_THE PROBLEM_:
Without omitting anything, return the records precisely as given.

------ DATA SHOWN

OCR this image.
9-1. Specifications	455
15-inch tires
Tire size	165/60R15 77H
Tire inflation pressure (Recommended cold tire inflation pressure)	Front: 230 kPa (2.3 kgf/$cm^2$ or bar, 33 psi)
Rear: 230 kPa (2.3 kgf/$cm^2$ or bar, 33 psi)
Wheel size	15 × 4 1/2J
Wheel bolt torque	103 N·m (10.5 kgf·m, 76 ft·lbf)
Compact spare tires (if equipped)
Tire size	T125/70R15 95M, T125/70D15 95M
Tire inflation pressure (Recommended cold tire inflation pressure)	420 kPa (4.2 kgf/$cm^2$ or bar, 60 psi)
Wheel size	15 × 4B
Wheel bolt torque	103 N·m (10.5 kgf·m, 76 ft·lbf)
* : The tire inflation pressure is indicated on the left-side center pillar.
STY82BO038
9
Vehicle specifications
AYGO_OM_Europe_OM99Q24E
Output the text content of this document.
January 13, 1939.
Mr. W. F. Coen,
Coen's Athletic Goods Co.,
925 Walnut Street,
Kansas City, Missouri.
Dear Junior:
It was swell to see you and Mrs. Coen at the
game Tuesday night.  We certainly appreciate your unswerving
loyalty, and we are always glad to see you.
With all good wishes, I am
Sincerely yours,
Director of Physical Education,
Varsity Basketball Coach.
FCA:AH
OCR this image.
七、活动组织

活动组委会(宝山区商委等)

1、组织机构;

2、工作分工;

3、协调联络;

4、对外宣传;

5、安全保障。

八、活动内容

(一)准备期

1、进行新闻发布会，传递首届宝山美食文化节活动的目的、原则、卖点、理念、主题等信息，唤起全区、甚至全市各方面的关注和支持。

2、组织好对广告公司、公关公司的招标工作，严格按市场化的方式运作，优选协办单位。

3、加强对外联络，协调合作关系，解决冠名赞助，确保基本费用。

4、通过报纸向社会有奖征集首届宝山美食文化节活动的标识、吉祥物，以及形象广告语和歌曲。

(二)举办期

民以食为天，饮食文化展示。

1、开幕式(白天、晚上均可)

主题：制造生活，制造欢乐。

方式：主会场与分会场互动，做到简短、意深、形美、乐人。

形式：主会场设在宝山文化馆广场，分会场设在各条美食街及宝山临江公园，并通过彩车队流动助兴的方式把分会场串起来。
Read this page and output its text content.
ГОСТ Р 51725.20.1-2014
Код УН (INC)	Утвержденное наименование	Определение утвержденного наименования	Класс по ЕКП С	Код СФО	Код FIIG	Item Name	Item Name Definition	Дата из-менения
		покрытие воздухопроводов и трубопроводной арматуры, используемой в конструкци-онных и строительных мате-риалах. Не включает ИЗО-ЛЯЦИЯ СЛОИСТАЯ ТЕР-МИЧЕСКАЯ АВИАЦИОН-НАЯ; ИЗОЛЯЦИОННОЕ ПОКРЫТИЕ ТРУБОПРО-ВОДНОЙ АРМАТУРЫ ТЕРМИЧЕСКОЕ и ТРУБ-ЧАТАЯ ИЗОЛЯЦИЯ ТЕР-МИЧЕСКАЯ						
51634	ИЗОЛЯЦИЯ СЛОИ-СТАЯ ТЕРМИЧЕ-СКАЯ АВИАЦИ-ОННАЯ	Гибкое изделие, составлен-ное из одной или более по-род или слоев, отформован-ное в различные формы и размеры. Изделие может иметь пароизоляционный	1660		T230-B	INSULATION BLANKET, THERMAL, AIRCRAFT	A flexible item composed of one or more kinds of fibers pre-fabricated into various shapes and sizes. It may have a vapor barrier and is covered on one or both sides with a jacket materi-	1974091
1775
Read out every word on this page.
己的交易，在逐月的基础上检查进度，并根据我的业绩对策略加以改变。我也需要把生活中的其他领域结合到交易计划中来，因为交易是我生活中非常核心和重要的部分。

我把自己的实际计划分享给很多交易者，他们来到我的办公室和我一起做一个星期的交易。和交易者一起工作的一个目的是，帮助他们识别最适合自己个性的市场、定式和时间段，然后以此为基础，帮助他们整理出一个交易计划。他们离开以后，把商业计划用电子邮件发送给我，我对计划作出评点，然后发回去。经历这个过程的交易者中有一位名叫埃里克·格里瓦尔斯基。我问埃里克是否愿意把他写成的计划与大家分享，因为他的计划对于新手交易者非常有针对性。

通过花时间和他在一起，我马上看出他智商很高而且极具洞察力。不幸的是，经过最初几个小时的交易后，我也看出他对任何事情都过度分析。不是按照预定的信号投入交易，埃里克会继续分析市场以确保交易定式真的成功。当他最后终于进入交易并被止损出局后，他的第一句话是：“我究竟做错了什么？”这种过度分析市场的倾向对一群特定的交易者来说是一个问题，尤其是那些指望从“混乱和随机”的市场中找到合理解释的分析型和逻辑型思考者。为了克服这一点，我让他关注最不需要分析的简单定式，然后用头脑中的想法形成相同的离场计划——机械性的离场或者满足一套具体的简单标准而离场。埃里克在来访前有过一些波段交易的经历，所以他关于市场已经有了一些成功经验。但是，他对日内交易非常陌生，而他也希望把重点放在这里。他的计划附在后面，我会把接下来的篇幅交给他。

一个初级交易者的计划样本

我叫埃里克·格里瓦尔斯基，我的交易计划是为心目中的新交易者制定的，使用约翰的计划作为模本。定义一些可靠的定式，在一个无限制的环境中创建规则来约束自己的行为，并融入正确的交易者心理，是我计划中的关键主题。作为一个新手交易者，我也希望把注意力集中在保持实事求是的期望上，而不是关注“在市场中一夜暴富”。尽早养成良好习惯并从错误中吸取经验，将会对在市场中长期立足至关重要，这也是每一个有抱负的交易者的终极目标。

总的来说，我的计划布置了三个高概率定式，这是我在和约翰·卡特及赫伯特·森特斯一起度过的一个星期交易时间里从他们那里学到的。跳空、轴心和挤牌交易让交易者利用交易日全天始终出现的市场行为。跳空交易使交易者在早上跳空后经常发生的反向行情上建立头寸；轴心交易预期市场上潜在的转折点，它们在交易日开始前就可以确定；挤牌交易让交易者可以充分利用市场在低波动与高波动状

------------

_THE REPLY_:
OCR this image.
9-1. Specifications	455
15-inch tires
Tire size	165/60R15 77H
Tire inflation pressure (Recommended cold tire inflation pressure)	Front: 230 kPa (2.3 kgf/$cm^2$ or bar, 33 psi)
Rear: 230 kPa (2.3 kgf/$cm^2$ or bar, 33 psi)
Wheel size	15 × 4 1/2J
Wheel bolt torque	103 N·m (10.5 kgf·m, 76 ft·lbf)
Compact spare tires (if equipped)
Tire size	T125/70R15 95M, T125/70D15 95M
Tire inflation pressure (Recommended cold tire inflation pressure)	420 kPa (4.2 kgf/$cm^2$ or bar, 60 psi)
Wheel size	15 × 4B
Wheel bolt torque	103 N·m (10.5 kgf·m, 76 ft·lbf)
* : The tire inflation pressure is indicated on the left-side center pillar.
STY82BO038
9
Vehicle specifications
AYGO_OM_Europe_OM99Q24E
Output the text content of this document.
January 13, 1939.
Mr. W. F. Coen,
Coen's Athletic Goods Co.,
925 Walnut Street,
Kansas City, Missouri.
Dear Junior:
It was swell to see you and Mrs. Coen at the
game Tuesday night.  We certainly appreciate your unswerving
loyalty, and we are always glad to see you.
With all good wishes, I am
Sincerely yours,
Director of Physical Education,
Varsity Basketball Coach.
FCA:AH
OCR this image.
七、活动组织

活动组委会(宝山区商委等)

1、组织机构;

2、工作分工;

3、协调联络;

4、对外宣传;

5、安全保障。

八、活动内容

(一)准备期

1、进行新闻发布会，传递首届宝山美食文化节活动的目的、原则、卖点、理念、主题等信息，唤起全区、甚至全市各方面的关注和支持。

2、组织好对广告公司、公关公司的招标工作，严格按市场化的方式运作，优选协办单位。

3、加强对外联络，协调合作关系，解决冠名赞助，确保基本费用。

4、通过报纸向社会有奖征集首届宝山美食文化节活动的标识、吉祥物，以及形象广告语和歌曲。

(二)举办期

民以食为天，饮食文化展示。

1、开幕式(白天、晚上均可)

主题：制造生活，制造欢乐。

方式：主会场与分会场互动，做到简短、意深、形美、乐人。

形式：主会场设在宝山文化馆广场，分会场设在各条美食街及宝山临江公园，并通过彩车队流动助兴的方式把分会场串起来。
Read this page and output its text content.
ГОСТ Р 51725.20.1-2014
Код УН (INC)	Утвержденное наименование	Определение утвержденного наименования	Класс по ЕКП С	Код СФО	Код FIIG	Item Name	Item Name Definition	Дата из-менения
		покрытие воздухопроводов и трубопроводной арматуры, используемой в конструкци-онных и строительных мате-риалах. Не включает ИЗО-ЛЯЦИЯ СЛОИСТАЯ ТЕР-МИЧЕСКАЯ АВИАЦИОН-НАЯ; ИЗОЛЯЦИОННОЕ ПОКРЫТИЕ ТРУБОПРО-ВОДНОЙ АРМАТУРЫ ТЕРМИЧЕСКОЕ и ТРУБ-ЧАТАЯ ИЗОЛЯЦИЯ ТЕР-МИЧЕСКАЯ						
51634	ИЗОЛЯЦИЯ СЛОИ-СТАЯ ТЕРМИЧЕ-СКАЯ АВИАЦИ-ОННАЯ	Гибкое изделие, составлен-ное из одной или более по-род или слоев, отформован-ное в различные формы и размеры. Изделие может иметь пароизоляционный	1660		T230-B	INSULATION BLANKET, THERMAL, AIRCRAFT	A flexible item composed of one or more kinds of fibers pre-fabricated into various shapes and sizes. It may have a vapor barrier and is covered on one or both sides with a jacket materi-	1974091
1775
Read out every word on this page.
己的交易，在逐月的基础上检查进度，并根据我的业绩对策略加以改变。我也需要把生活中的其他领域结合到交易计划中来，因为交易是我生活中非常核心和重要的部分。

我把自己的实际计划分享给很多交易者，他们来到我的办公室和我一起做一个星期的交易。和交易者一起工作的一个目的是，帮助他们识别最适合自己个性的市场、定式和时间段，然后以此为基础，帮助他们整理出一个交易计划。他们离开以后，把商业计划用电子邮件发送给我，我对计划作出评点，然后发回去。经历这个过程的交易者中有一位名叫埃里克·格里瓦尔斯基。我问埃里克是否愿意把他写成的计划与大家分享，因为他的计划对于新手交易者非常有针对性。

通过花时间和他在一起，我马上看出他智商很高而且极具洞察力。不幸的是，经过最初几个小时的交易后，我也看出他对任何事情都过度分析。不是按照预定的信号投入交易，埃里克会继续分析市场以确保交易定式真的成功。当他最后终于进入交易并被止损出局后，他的第一句话是：“我究竟做错了什么？”这种过度分析市场的倾向对一群特定的交易者来说是一个问题，尤其是那些指望从“混乱和随机”的市场中找到合理解释的分析型和逻辑型思考者。为了克服这一点，我让他关注最不需要分析的简单定式，然后用头脑中的想法形成相同的离场计划——机械性的离场或者满足一套具体的简单标准而离场。埃里克在来访前有过一些波段交易的经历，所以他关于市场已经有了一些成功经验。但是，他对日内交易非常陌生，而他也希望把重点放在这里。他的计划附在后面，我会把接下来的篇幅交给他。

一个初级交易者的计划样本

我叫埃里克·格里瓦尔斯基，我的交易计划是为心目中的新交易者制定的，使用约翰的计划作为模本。定义一些可靠的定式，在一个无限制的环境中创建规则来约束自己的行为，并融入正确的交易者心理，是我计划中的关键主题。作为一个新手交易者，我也希望把注意力集中在保持实事求是的期望上，而不是关注“在市场中一夜暴富”。尽早养成良好习惯并从错误中吸取经验，将会对在市场中长期立足至关重要，这也是每一个有抱负的交易者的终极目标。

总的来说，我的计划布置了三个高概率定式，这是我在和约翰·卡特及赫伯特·森特斯一起度过的一个星期交易时间里从他们那里学到的。跳空、轴心和挤牌交易让交易者利用交易日全天始终出现的市场行为。跳空交易使交易者在早上跳空后经常发生的反向行情上建立头寸；轴心交易预期市场上潜在的转折点，它们在交易日开始前就可以确定；挤牌交易让交易者可以充分利用市场在低波动与高波动状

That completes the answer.